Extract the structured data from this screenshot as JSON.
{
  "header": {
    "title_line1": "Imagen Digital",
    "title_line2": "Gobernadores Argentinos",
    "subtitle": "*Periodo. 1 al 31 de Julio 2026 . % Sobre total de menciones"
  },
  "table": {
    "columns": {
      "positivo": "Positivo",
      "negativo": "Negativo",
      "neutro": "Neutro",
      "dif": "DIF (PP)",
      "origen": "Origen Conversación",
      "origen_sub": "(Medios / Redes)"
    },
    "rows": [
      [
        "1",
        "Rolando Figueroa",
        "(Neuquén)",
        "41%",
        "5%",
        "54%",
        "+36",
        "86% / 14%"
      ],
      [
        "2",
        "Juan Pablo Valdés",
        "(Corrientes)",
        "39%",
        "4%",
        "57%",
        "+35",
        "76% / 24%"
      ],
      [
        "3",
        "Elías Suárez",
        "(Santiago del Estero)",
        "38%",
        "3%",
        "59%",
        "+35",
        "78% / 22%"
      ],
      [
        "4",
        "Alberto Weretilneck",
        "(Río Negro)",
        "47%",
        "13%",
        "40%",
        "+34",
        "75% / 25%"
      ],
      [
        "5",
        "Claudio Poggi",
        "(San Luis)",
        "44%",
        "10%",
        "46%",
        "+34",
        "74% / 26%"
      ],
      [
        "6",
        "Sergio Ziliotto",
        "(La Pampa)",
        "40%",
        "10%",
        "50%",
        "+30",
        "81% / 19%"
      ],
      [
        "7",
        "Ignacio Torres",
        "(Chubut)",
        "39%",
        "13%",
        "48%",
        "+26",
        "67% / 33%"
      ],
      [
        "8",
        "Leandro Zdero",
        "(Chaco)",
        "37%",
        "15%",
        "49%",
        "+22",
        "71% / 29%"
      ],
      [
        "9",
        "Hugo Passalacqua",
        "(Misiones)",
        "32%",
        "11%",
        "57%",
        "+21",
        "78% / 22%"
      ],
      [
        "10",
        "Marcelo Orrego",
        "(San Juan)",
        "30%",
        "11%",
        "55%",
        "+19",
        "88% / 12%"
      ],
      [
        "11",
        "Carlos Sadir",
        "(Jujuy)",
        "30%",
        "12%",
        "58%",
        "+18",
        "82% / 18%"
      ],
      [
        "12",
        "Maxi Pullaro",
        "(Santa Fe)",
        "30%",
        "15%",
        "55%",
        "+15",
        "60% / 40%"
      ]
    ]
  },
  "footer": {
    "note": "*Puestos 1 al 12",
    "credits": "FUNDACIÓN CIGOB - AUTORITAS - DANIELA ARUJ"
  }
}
####
*EXERCISE OBJECTIVE:* Print the whole listing again, exactly.

*WRITTEN ANSWER:*
Extract the structured data from this screenshot as JSON.
{
  "header": {
    "title_line1": "Imagen Digital",
    "title_line2": "Gobernadores Argentinos",
    "subtitle": "*Periodo. 1 al 31 de Julio 2026 . % Sobre total de menciones"
  },
  "table": {
    "columns": {
      "positivo": "Positivo",
      "negativo": "Negativo",
      "neutro": "Neutro",
      "dif": "DIF (PP)",
      "origen": "Origen Conversación",
      "origen_sub": "(Medios / Redes)"
    },
    "rows": [
      [
        "1",
        "Rolando Figueroa",
        "(Neuquén)",
        "41%",
        "5%",
        "54%",
        "+36",
        "86% / 14%"
      ],
      [
        "2",
        "Juan Pablo Valdés",
        "(Corrientes)",
        "39%",
        "4%",
        "57%",
        "+35",
        "76% / 24%"
      ],
      [
        "3",
        "Elías Suárez",
        "(Santiago del Estero)",
        "38%",
        "3%",
        "59%",
        "+35",
        "78% / 22%"
      ],
      [
        "4",
        "Alberto Weretilneck",
        "(Río Negro)",
        "47%",
        "13%",
        "40%",
        "+34",
        "75% / 25%"
      ],
      [
        "5",
        "Claudio Poggi",
        "(San Luis)",
        "44%",
        "10%",
        "46%",
        "+34",
        "74% / 26%"
      ],
      [
        "6",
        "Sergio Ziliotto",
        "(La Pampa)",
        "40%",
        "10%",
        "50%",
        "+30",
        "81% / 19%"
      ],
      [
        "7",
        "Ignacio Torres",
        "(Chubut)",
        "39%",
        "13%",
        "48%",
        "+26",
        "67% / 33%"
      ],
      [
        "8",
        "Leandro Zdero",
        "(Chaco)",
        "37%",
        "15%",
        "49%",
        "+22",
        "71% / 29%"
      ],
      [
        "9",
        "Hugo Passalacqua",
        "(Misiones)",
        "32%",
        "11%",
        "57%",
        "+21",
        "78% / 22%"
      ],
      [
        "10",
        "Marcelo Orrego",
        "(San Juan)",
        "30%",
        "11%",
        "55%",
        "+19",
        "88% / 12%"
      ],
      [
        "11",
        "Carlos Sadir",
        "(Jujuy)",
        "30%",
        "12%",
        "58%",
        "+18",
        "82% / 18%"
      ],
      [
        "12",
        "Maxi Pullaro",
        "(Santa Fe)",
        "30%",
        "15%",
        "55%",
        "+15",
        "60% / 40%"
      ]
    ]
  },
  "footer": {
    "note": "*Puestos 1 al 12",
    "credits": "FUNDACIÓN CIGOB - AUTORITAS - DANIELA ARUJ"
  }
}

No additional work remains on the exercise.